**What is asked:** Look for "Telangana" in the listing below. Gather each line that contains it.

___ Supplied material

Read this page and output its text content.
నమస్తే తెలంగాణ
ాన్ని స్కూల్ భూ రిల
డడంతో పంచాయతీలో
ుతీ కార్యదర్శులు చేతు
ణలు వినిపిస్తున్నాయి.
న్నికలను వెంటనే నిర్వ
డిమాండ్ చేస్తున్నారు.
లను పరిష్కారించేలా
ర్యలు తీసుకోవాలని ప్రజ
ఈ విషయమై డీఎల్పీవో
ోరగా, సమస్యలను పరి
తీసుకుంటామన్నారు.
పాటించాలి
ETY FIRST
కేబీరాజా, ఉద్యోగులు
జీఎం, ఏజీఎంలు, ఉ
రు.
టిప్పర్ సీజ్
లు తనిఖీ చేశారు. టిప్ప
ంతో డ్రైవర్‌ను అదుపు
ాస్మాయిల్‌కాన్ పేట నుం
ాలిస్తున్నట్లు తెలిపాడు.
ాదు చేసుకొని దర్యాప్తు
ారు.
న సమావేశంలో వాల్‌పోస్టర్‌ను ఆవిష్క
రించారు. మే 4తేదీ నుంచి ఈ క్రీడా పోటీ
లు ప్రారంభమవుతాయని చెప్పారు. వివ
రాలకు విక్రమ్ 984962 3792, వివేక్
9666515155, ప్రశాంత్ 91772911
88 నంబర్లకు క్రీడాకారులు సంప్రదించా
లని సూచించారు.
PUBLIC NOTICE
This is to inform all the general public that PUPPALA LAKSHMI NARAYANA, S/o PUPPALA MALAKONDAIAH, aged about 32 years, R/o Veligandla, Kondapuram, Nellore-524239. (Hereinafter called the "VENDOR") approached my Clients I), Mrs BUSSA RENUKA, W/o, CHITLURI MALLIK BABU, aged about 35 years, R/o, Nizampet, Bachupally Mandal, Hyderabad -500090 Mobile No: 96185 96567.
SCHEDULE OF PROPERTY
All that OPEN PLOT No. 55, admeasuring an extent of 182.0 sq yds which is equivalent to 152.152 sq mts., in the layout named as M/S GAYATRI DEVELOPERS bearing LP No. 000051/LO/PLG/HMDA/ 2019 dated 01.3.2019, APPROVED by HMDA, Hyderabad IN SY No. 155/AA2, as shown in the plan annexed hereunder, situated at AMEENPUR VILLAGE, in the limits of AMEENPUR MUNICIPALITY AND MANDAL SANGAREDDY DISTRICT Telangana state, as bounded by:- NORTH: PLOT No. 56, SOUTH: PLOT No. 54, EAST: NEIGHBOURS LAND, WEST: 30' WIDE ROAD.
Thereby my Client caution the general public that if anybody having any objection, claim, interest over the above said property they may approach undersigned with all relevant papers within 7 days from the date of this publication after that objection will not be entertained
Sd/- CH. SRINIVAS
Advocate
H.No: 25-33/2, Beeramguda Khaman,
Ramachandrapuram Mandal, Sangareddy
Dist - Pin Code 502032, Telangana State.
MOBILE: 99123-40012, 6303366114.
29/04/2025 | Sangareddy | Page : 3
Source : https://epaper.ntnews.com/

______

**Full solution:**
All that OPEN PLOT No. 55, admeasuring an extent of 182.0 sq yds which is equivalent to 152.152 sq mts., in the layout named as M/S GAYATRI DEVELOPERS bearing LP No. 000051/LO/PLG/HMDA/ 2019 dated 01.3.2019, APPROVED by HMDA, Hyderabad IN SY No. 155/AA2, as shown in the plan annexed hereunder, situated at AMEENPUR VILLAGE, in the limits of AMEENPUR MUNICIPALITY AND MANDAL SANGAREDDY DISTRICT Telangana state, as bounded by:- NORTH: PLOT No. 56, SOUTH: PLOT No. 54, EAST: NEIGHBOURS LAND, WEST: 30' WIDE ROAD.
Dist - Pin Code 502032, Telangana State.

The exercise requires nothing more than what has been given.